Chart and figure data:
****************************************
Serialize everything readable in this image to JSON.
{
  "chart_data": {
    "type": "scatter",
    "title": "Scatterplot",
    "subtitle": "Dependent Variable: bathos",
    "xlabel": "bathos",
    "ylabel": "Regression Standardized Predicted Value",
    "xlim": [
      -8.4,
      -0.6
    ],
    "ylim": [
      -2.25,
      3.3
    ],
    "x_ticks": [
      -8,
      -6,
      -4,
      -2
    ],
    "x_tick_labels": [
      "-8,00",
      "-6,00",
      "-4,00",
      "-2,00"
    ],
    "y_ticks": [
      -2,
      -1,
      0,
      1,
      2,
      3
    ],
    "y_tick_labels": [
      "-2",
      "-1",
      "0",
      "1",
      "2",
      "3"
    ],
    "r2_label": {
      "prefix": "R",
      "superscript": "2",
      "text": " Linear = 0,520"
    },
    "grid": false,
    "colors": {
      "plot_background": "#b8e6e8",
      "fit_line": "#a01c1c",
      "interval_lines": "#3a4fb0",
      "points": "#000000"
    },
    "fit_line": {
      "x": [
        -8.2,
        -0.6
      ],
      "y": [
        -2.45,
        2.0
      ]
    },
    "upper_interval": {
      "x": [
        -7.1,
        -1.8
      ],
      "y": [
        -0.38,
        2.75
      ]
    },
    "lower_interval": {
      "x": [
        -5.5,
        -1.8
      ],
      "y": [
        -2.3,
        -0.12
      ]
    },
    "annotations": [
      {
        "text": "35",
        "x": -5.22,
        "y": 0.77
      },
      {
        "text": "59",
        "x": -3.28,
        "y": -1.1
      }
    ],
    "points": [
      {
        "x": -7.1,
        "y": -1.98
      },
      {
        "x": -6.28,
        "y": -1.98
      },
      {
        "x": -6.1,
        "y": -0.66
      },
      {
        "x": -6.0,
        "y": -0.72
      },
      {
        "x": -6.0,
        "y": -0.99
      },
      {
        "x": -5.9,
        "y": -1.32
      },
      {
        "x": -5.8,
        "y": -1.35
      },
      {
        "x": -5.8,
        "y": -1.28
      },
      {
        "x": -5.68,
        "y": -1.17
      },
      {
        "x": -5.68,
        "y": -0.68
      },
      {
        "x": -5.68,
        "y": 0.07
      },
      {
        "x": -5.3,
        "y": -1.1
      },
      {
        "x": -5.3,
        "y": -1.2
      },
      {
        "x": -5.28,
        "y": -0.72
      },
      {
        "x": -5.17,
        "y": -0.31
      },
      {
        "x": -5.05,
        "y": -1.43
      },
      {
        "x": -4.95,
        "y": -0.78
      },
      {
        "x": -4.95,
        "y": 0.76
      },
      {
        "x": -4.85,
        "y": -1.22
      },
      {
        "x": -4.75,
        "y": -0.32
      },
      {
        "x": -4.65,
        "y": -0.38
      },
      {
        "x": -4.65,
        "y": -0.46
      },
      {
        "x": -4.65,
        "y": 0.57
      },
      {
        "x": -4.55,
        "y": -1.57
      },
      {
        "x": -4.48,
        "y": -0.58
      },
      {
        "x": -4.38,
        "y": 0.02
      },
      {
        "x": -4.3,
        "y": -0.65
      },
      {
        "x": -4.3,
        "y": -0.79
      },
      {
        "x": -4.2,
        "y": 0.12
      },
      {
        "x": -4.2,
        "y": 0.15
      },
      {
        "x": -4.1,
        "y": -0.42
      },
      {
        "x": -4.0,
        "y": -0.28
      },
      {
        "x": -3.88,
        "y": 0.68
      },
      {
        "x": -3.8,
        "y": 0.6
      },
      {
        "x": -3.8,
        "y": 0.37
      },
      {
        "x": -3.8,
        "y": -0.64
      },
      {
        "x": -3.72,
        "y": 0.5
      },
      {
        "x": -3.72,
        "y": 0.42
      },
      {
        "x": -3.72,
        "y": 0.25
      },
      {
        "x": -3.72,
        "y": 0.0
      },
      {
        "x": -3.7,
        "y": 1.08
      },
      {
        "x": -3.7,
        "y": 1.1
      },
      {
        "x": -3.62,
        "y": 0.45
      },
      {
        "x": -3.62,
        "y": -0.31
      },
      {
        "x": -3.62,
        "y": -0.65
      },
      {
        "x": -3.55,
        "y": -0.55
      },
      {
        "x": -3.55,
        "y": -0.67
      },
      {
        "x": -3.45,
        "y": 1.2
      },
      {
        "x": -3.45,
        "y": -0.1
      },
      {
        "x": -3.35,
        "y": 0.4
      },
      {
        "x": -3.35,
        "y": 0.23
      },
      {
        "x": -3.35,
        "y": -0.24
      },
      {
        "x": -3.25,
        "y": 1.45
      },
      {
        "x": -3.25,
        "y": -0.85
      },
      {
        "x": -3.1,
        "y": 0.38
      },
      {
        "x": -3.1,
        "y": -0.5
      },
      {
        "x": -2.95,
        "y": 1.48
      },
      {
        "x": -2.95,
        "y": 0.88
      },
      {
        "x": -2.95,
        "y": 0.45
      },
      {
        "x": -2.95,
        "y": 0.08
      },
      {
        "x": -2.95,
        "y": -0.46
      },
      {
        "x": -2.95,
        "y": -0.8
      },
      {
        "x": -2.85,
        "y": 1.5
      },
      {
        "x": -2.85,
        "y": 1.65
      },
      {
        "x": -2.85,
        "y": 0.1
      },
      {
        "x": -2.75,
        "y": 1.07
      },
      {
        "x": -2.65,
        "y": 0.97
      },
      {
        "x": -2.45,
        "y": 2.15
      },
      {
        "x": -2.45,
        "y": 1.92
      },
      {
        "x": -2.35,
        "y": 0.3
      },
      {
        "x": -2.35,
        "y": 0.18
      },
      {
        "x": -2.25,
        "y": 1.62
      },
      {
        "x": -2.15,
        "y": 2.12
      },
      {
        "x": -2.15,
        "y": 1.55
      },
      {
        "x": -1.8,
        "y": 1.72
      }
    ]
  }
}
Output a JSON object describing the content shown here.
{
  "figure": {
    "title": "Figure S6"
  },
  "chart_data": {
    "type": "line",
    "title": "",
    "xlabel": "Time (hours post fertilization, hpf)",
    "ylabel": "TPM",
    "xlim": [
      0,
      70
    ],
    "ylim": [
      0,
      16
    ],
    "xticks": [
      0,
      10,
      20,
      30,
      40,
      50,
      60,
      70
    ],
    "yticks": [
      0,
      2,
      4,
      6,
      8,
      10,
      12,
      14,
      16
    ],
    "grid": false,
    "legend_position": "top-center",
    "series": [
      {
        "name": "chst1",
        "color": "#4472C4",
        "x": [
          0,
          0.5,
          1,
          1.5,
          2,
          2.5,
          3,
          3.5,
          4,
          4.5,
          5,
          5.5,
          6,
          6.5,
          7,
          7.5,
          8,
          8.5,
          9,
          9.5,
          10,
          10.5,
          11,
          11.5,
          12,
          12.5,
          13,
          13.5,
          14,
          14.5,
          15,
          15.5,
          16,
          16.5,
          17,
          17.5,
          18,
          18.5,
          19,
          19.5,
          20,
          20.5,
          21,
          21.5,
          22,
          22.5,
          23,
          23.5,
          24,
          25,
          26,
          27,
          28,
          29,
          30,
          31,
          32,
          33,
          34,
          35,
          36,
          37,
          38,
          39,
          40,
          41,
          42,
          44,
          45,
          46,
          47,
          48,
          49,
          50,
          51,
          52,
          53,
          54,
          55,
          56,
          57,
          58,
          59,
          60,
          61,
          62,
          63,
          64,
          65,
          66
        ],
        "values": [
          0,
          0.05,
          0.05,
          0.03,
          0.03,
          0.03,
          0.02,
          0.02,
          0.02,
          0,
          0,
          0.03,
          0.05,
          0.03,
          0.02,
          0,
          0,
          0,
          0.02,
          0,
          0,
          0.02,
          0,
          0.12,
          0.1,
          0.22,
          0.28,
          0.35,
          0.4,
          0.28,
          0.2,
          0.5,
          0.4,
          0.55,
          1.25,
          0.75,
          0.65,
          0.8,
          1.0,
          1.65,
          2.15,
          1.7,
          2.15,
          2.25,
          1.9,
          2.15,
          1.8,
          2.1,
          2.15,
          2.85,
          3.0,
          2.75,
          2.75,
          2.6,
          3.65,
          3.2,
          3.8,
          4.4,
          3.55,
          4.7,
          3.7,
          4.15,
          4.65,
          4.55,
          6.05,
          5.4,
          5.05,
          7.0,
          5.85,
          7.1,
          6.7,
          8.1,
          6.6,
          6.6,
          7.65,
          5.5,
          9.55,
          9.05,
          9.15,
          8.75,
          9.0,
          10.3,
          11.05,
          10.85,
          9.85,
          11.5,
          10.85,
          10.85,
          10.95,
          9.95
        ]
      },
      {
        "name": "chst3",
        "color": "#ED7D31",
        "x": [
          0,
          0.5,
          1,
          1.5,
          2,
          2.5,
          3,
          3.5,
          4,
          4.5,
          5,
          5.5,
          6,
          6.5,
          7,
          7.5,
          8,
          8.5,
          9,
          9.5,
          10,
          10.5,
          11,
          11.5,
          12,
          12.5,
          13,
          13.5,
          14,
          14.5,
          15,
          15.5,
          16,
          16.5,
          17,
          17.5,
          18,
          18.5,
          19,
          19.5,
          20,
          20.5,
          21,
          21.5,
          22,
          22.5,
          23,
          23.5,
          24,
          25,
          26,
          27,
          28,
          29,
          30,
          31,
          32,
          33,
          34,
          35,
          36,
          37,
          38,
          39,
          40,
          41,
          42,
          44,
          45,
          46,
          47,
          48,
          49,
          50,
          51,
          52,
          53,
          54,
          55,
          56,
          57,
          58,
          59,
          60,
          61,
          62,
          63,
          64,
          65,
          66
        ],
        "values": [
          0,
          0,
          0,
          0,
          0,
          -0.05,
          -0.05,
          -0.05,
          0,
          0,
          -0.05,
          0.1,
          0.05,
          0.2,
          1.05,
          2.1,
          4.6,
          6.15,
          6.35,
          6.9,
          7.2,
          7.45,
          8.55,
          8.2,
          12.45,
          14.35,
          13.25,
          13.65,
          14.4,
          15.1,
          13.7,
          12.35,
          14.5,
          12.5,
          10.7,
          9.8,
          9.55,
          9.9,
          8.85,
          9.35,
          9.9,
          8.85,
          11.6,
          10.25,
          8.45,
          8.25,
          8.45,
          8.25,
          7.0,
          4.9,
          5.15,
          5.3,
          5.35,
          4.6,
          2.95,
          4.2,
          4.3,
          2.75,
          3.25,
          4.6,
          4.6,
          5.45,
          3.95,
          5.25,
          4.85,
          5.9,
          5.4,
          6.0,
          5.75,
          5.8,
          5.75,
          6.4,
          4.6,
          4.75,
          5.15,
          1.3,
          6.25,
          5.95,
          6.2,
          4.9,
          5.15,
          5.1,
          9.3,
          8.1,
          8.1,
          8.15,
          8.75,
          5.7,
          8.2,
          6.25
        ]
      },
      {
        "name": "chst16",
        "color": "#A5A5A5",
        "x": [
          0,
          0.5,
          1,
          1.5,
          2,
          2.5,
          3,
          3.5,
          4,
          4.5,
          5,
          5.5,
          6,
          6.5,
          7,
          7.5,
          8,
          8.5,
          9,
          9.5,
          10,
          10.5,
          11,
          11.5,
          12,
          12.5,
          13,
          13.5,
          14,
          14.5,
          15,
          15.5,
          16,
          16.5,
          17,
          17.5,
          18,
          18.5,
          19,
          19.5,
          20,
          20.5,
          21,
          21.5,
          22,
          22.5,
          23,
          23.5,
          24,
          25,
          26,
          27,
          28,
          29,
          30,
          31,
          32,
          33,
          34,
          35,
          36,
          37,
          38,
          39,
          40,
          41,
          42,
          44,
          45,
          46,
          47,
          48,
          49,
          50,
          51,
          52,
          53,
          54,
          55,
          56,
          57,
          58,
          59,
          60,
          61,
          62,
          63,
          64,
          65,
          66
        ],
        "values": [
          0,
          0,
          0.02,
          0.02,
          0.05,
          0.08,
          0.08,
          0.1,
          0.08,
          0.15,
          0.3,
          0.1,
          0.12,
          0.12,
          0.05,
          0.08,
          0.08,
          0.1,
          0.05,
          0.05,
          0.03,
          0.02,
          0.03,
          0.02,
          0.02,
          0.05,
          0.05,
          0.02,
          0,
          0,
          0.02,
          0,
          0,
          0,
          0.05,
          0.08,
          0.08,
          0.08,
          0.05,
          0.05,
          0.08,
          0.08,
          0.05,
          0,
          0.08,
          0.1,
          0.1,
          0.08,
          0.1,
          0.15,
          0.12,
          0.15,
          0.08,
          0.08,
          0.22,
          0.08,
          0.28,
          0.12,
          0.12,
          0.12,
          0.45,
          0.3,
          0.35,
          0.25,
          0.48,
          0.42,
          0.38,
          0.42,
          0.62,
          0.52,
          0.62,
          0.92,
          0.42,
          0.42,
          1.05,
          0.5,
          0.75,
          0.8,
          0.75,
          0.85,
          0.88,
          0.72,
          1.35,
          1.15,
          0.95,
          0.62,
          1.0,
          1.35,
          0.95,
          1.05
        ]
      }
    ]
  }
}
****************************************
• What the task asks:
Which lines include "bathos"? Copy each of them out.

• Solution to the problem:
    "subtitle": "Dependent Variable: bathos",
    "xlabel": "bathos",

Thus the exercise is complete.